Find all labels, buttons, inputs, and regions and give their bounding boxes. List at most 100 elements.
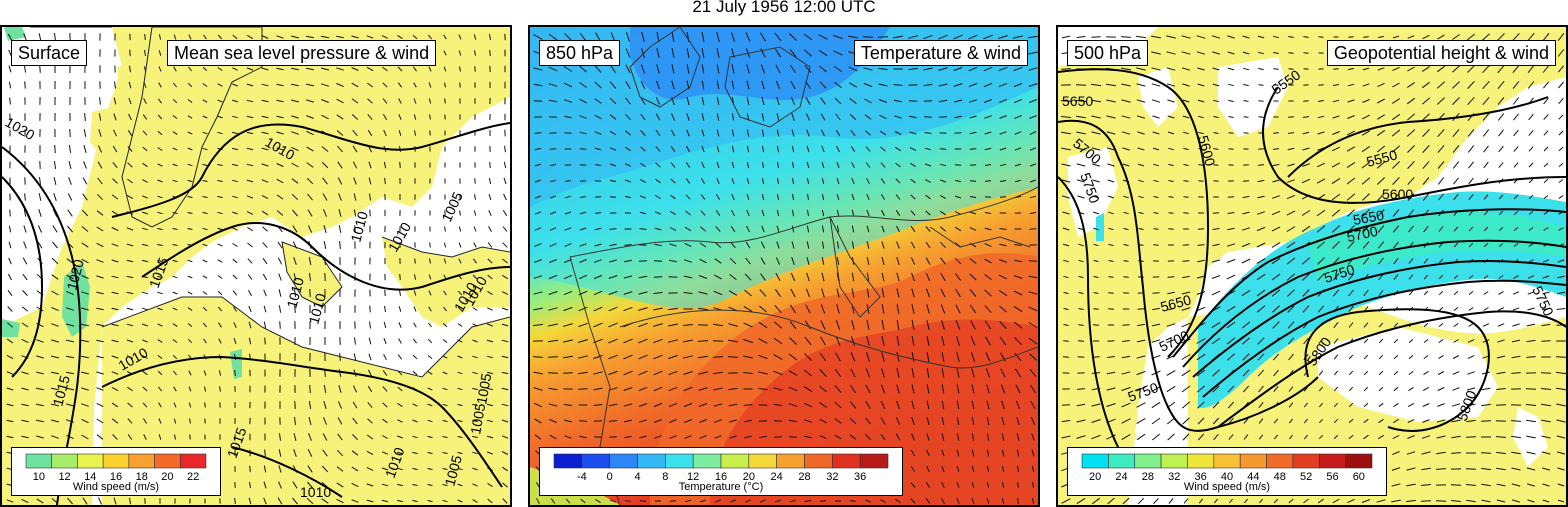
wind-barb (276, 163, 284, 167)
wind-barb (866, 209, 870, 217)
wind-barb (1227, 401, 1235, 409)
wind-barb (352, 145, 358, 153)
wind-barb (1347, 498, 1355, 504)
wind-barb (1526, 419, 1536, 423)
wind-barb (157, 114, 163, 120)
wind-barb (187, 338, 193, 344)
wind-barb (774, 305, 782, 313)
wind-barb (954, 257, 962, 265)
wind-barb (246, 163, 254, 167)
wind-barb (157, 163, 163, 167)
wind-barb (788, 386, 798, 392)
wind-barb (761, 80, 765, 90)
wind-barb (1153, 228, 1159, 230)
wind-barb (1436, 451, 1446, 455)
wind-barb (969, 304, 977, 314)
wind-barb (849, 500, 857, 502)
colorbar-swatch (25, 453, 53, 469)
wind-barb (1271, 257, 1281, 265)
wind-barb (443, 306, 447, 312)
wind-barb (1137, 147, 1145, 151)
wind-barb (835, 129, 841, 137)
wind-barb (321, 99, 329, 103)
wind-barb (716, 129, 720, 137)
wind-barb (187, 228, 193, 230)
wind-barb (998, 66, 1008, 72)
wind-barb (879, 130, 887, 136)
wind-barb (1167, 433, 1175, 441)
wind-barb (624, 244, 632, 246)
wind-barb (293, 433, 297, 441)
wind-barb (292, 481, 298, 489)
field-label: Geopotential height & wind (1326, 40, 1556, 66)
wind-barb (1197, 67, 1205, 71)
wind-barb (1213, 99, 1219, 103)
wind-barb (880, 499, 886, 503)
wind-barb (1061, 163, 1071, 167)
wind-barb (1438, 290, 1444, 296)
wind-barb (548, 99, 558, 103)
wind-barb (1558, 81, 1564, 89)
wind-barb (305, 35, 315, 39)
wind-barb (866, 352, 870, 362)
wind-barb (501, 339, 509, 343)
wind-barb (716, 32, 720, 42)
wind-barb (881, 304, 885, 314)
wind-barb (1332, 115, 1340, 119)
wind-barb (126, 243, 134, 247)
wind-barb (1362, 193, 1370, 201)
wind-barb (427, 499, 433, 503)
wind-barb (1000, 352, 1006, 362)
wind-barb (126, 275, 134, 279)
wind-barb (879, 99, 887, 103)
wind-barb (1031, 465, 1035, 473)
wind-barb (698, 307, 708, 311)
wind-barb (1061, 435, 1071, 439)
wind-barb (684, 226, 692, 232)
wind-barb (685, 210, 691, 216)
wind-barb (1406, 97, 1416, 105)
wind-barb (261, 67, 269, 71)
wind-barb (623, 291, 633, 295)
wind-barb (472, 451, 478, 455)
colorbar-swatch (102, 453, 130, 469)
wind-barb (141, 291, 149, 295)
wind-barb (984, 99, 992, 103)
wind-barb (1513, 243, 1519, 247)
wind-barb (276, 194, 284, 200)
wind-barb (640, 97, 646, 105)
wind-barb (1287, 305, 1295, 313)
wind-barb (638, 386, 648, 392)
wind-barb (896, 241, 900, 249)
wind-barb (1030, 384, 1036, 394)
wind-barb (457, 371, 463, 375)
wind-barb (683, 386, 693, 392)
isobar-label: 1005 (441, 453, 465, 487)
wind-barb (1001, 400, 1005, 410)
wind-barb (351, 482, 359, 488)
wind-barb (366, 434, 374, 440)
wind-barb (187, 82, 193, 88)
wind-barb (1136, 115, 1146, 119)
wind-barb (1528, 162, 1534, 168)
wind-barb (81, 418, 89, 424)
wind-barb (1302, 163, 1310, 167)
wind-barb (217, 67, 223, 71)
wind-barb (1318, 386, 1324, 392)
wind-barb (353, 193, 357, 201)
wind-barb (442, 387, 448, 391)
wind-barb (761, 129, 765, 137)
wind-barb (653, 338, 663, 344)
wind-barb (1302, 289, 1310, 297)
wind-barb (1136, 83, 1146, 87)
wind-barb (686, 129, 690, 137)
wind-barb (189, 418, 191, 424)
wind-barb (863, 82, 873, 88)
wind-barb (412, 467, 418, 471)
wind-barb (971, 384, 975, 394)
wind-barb (866, 178, 870, 184)
wind-barb (338, 385, 342, 393)
wind-barb (1318, 370, 1324, 376)
wind-barb (413, 306, 417, 312)
wind-barb (697, 340, 709, 342)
————
Reproduce all the rows above, swapping each "wind-barb" for "wind-arrow" and changing nothing else. Omit the pictures.

Solution to this problem →
Find all labels, buttons, inputs, and regions and give their bounding boxes. List at most 100 elements.
wind-arrow (276, 163, 284, 167)
wind-arrow (866, 209, 870, 217)
wind-arrow (1227, 401, 1235, 409)
wind-arrow (352, 145, 358, 153)
wind-arrow (1347, 498, 1355, 504)
wind-arrow (1526, 419, 1536, 423)
wind-arrow (157, 114, 163, 120)
wind-arrow (187, 338, 193, 344)
wind-arrow (774, 305, 782, 313)
wind-arrow (954, 257, 962, 265)
wind-arrow (246, 163, 254, 167)
wind-arrow (157, 163, 163, 167)
wind-arrow (788, 386, 798, 392)
wind-arrow (761, 80, 765, 90)
wind-arrow (1153, 228, 1159, 230)
wind-arrow (1436, 451, 1446, 455)
wind-arrow (969, 304, 977, 314)
wind-arrow (849, 500, 857, 502)
colorbar-swatch (25, 453, 53, 469)
wind-arrow (1271, 257, 1281, 265)
wind-arrow (443, 306, 447, 312)
wind-arrow (1137, 147, 1145, 151)
wind-arrow (835, 129, 841, 137)
wind-arrow (321, 99, 329, 103)
wind-arrow (716, 129, 720, 137)
wind-arrow (187, 228, 193, 230)
wind-arrow (998, 66, 1008, 72)
wind-arrow (879, 130, 887, 136)
wind-arrow (1167, 433, 1175, 441)
wind-arrow (624, 244, 632, 246)
wind-arrow (293, 433, 297, 441)
wind-arrow (292, 481, 298, 489)
field-label: Geopotential height & wind (1326, 40, 1556, 66)
wind-arrow (1197, 67, 1205, 71)
wind-arrow (1213, 99, 1219, 103)
wind-arrow (880, 499, 886, 503)
wind-arrow (1061, 163, 1071, 167)
wind-arrow (1438, 290, 1444, 296)
wind-arrow (548, 99, 558, 103)
wind-arrow (1558, 81, 1564, 89)
wind-arrow (305, 35, 315, 39)
wind-arrow (866, 352, 870, 362)
wind-arrow (501, 339, 509, 343)
wind-arrow (716, 32, 720, 42)
wind-arrow (881, 304, 885, 314)
wind-arrow (1332, 115, 1340, 119)
wind-arrow (126, 243, 134, 247)
wind-arrow (1362, 193, 1370, 201)
wind-arrow (427, 499, 433, 503)
wind-arrow (1000, 352, 1006, 362)
wind-arrow (126, 275, 134, 279)
wind-arrow (879, 99, 887, 103)
wind-arrow (1031, 465, 1035, 473)
wind-arrow (698, 307, 708, 311)
wind-arrow (1061, 435, 1071, 439)
wind-arrow (684, 226, 692, 232)
wind-arrow (685, 210, 691, 216)
wind-arrow (1406, 97, 1416, 105)
wind-arrow (261, 67, 269, 71)
wind-arrow (623, 291, 633, 295)
wind-arrow (472, 451, 478, 455)
colorbar-swatch (102, 453, 130, 469)
wind-arrow (141, 291, 149, 295)
wind-arrow (984, 99, 992, 103)
wind-arrow (1513, 243, 1519, 247)
wind-arrow (276, 194, 284, 200)
wind-arrow (640, 97, 646, 105)
wind-arrow (1287, 305, 1295, 313)
wind-arrow (638, 386, 648, 392)
wind-arrow (896, 241, 900, 249)
wind-arrow (1030, 384, 1036, 394)
wind-arrow (457, 371, 463, 375)
wind-arrow (683, 386, 693, 392)
isobar-label: 1005 (441, 453, 465, 487)
wind-arrow (1001, 400, 1005, 410)
wind-arrow (351, 482, 359, 488)
wind-arrow (366, 434, 374, 440)
wind-arrow (187, 82, 193, 88)
wind-arrow (1136, 115, 1146, 119)
wind-arrow (1528, 162, 1534, 168)
wind-arrow (81, 418, 89, 424)
wind-arrow (1302, 163, 1310, 167)
wind-arrow (217, 67, 223, 71)
wind-arrow (1318, 386, 1324, 392)
wind-arrow (353, 193, 357, 201)
wind-arrow (442, 387, 448, 391)
wind-arrow (761, 129, 765, 137)
wind-arrow (653, 338, 663, 344)
wind-arrow (1302, 289, 1310, 297)
wind-arrow (1136, 83, 1146, 87)
wind-arrow (686, 129, 690, 137)
wind-arrow (189, 418, 191, 424)
wind-arrow (863, 82, 873, 88)
wind-arrow (412, 467, 418, 471)
wind-arrow (971, 384, 975, 394)
wind-arrow (866, 178, 870, 184)
wind-arrow (338, 385, 342, 393)
wind-arrow (1318, 370, 1324, 376)
wind-arrow (413, 306, 417, 312)
wind-arrow (697, 340, 709, 342)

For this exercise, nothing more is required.